Directions
Identify the lines that contain the string "left" and copy all of them.

===== Exercise material =====

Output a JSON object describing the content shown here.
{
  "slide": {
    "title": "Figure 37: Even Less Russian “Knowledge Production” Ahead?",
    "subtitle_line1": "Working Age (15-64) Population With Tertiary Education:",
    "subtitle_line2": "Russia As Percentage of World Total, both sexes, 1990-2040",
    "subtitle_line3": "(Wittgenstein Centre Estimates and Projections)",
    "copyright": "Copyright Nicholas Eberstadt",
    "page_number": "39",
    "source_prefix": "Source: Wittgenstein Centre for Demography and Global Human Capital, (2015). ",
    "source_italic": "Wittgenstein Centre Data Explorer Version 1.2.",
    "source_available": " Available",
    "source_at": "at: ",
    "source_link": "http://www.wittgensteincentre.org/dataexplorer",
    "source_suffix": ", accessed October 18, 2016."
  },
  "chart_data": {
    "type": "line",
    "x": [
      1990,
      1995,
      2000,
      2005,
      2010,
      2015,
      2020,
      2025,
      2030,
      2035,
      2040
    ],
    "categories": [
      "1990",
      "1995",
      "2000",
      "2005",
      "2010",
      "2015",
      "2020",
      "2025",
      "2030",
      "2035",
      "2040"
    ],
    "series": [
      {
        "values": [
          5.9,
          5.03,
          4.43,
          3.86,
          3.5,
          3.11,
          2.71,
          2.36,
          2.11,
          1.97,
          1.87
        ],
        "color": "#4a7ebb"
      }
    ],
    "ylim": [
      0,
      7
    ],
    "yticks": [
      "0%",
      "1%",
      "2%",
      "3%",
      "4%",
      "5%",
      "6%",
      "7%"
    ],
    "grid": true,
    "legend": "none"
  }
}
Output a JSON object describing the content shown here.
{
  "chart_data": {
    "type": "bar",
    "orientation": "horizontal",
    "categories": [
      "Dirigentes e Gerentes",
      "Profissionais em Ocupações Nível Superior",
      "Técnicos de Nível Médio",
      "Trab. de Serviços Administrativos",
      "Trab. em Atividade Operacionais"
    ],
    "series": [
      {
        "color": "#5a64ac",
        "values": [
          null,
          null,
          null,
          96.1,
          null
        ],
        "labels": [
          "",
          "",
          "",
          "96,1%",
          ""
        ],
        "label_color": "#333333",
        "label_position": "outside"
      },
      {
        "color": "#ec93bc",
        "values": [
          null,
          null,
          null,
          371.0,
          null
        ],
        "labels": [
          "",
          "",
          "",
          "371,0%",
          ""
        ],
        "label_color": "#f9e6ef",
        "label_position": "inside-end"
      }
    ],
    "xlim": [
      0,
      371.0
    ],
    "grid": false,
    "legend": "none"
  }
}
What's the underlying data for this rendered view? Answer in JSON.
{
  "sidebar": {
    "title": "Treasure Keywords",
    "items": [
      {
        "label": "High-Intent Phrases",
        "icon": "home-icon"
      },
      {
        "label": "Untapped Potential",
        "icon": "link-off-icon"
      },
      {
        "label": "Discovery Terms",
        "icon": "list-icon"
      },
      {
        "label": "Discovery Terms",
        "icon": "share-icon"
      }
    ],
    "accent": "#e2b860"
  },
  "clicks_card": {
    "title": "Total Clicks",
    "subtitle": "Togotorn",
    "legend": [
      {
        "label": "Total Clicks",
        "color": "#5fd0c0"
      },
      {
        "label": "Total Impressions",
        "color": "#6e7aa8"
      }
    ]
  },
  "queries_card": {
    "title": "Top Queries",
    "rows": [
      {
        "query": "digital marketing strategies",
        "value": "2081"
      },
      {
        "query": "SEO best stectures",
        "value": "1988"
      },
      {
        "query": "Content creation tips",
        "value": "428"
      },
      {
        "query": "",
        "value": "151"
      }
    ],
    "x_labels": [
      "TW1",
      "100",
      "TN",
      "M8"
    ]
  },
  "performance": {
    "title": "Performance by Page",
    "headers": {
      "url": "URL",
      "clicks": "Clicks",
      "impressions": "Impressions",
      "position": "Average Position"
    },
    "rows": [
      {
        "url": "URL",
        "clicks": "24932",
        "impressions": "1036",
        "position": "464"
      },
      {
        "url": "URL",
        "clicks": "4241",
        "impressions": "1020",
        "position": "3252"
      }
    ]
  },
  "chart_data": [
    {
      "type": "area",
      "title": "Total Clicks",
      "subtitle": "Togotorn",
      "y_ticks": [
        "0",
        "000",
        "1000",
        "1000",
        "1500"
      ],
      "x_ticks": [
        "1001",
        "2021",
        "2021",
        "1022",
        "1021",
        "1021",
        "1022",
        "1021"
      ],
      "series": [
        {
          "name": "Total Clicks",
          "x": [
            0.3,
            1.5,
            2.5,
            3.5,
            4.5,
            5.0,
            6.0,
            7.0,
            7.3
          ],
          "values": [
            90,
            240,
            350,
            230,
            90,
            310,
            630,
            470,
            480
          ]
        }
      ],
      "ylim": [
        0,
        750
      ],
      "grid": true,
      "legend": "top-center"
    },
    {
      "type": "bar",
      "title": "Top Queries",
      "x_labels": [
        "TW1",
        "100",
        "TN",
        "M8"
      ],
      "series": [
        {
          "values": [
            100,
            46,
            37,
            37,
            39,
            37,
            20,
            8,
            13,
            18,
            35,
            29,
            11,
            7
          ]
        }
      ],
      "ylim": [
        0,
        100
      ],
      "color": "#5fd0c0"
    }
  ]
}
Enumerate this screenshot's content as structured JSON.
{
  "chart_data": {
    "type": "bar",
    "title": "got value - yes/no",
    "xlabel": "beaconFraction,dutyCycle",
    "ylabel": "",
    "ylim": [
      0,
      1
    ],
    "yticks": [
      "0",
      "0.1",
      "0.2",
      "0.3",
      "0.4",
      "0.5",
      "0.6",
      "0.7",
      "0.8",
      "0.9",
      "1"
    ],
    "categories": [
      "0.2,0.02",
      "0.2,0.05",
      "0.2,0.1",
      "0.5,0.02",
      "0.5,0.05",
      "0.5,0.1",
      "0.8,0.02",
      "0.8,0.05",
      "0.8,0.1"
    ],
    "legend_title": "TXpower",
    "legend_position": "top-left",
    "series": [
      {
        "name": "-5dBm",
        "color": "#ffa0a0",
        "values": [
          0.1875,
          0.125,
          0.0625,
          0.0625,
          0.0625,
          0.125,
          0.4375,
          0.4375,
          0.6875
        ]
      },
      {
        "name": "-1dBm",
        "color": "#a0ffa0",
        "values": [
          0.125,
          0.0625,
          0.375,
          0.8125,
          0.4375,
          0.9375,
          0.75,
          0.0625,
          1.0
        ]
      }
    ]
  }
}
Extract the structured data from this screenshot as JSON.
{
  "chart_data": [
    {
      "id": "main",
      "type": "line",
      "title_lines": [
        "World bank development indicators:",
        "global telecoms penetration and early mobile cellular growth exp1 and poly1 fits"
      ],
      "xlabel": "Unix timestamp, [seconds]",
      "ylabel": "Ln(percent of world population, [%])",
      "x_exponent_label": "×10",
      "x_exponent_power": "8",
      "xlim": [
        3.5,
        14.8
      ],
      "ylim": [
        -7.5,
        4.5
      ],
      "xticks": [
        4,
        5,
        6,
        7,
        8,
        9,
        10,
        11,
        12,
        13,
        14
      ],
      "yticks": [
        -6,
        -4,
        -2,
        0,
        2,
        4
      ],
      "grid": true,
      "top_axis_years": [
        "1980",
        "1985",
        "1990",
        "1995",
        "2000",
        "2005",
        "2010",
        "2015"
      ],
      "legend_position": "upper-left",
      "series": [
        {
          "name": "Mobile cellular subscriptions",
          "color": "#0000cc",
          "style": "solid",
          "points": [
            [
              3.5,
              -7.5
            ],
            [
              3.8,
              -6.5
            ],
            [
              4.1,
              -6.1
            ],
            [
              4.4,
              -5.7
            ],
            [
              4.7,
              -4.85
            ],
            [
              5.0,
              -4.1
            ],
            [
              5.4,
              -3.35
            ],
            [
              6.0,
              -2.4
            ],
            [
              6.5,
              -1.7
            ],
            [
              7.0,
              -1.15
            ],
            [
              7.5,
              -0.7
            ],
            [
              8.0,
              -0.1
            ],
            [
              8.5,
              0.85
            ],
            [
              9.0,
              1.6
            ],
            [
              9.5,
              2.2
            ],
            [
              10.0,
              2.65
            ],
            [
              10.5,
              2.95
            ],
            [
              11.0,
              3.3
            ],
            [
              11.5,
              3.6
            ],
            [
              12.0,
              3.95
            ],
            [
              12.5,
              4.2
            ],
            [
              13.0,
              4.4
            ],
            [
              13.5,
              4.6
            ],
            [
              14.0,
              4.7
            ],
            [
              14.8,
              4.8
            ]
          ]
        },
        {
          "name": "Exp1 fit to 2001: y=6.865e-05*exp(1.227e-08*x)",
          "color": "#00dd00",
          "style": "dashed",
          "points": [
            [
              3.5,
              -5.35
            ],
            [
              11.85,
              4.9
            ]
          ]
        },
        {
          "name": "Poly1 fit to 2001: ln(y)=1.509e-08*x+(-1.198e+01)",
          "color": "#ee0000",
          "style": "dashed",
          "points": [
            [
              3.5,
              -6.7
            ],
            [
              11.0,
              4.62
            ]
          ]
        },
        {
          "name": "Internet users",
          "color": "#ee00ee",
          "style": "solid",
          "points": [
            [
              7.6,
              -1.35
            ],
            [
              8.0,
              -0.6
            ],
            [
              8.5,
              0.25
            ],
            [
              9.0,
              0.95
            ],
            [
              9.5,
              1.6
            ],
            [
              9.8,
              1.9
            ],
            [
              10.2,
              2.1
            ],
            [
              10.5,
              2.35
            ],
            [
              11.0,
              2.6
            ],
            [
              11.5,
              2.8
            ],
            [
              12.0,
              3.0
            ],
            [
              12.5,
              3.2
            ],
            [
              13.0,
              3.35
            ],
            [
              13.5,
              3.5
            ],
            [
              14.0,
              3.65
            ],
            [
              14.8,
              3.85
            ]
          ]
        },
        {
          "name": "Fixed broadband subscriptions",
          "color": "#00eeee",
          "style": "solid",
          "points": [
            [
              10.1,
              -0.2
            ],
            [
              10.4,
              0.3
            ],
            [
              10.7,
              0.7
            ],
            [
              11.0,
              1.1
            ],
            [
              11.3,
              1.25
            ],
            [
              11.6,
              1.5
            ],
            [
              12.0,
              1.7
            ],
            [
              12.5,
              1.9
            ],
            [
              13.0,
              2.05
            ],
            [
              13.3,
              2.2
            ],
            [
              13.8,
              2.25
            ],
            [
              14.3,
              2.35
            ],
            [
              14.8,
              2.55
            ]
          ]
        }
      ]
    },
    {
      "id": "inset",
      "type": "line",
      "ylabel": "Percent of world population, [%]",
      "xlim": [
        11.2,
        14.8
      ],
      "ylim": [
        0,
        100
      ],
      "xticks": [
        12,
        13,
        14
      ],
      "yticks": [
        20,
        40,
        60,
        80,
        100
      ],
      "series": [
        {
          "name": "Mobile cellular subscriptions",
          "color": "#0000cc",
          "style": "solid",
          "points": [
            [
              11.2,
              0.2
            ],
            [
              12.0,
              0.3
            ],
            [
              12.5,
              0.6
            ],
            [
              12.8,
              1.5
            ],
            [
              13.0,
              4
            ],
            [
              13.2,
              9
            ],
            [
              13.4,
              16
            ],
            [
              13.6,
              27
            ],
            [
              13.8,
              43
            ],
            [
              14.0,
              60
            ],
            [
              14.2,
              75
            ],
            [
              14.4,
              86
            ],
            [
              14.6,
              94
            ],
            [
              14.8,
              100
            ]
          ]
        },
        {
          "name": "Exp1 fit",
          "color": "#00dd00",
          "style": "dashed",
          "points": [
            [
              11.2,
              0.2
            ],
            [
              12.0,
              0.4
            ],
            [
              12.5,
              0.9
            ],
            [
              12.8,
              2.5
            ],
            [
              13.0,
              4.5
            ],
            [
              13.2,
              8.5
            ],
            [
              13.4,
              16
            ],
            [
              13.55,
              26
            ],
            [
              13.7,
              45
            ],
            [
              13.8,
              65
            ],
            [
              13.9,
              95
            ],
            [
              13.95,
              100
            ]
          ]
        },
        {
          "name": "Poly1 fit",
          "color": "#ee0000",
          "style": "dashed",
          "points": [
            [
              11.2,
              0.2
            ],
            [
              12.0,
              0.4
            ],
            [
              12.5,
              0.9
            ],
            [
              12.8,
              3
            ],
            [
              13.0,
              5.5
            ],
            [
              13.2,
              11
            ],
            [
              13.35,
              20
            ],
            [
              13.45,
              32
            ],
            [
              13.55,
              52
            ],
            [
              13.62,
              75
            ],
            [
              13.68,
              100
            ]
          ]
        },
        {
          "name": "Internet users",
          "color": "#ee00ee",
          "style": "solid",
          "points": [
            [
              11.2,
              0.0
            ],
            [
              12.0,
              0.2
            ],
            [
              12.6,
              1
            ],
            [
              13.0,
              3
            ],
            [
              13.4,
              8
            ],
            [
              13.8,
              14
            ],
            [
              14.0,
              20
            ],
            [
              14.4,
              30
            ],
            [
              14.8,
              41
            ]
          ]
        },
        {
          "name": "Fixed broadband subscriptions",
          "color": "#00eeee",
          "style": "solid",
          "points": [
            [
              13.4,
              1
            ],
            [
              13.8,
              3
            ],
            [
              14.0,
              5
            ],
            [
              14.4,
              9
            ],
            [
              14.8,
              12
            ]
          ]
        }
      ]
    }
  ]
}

=====

Reply to the exercise
    "legend_position": "top-left",
      "legend_position": "upper-left",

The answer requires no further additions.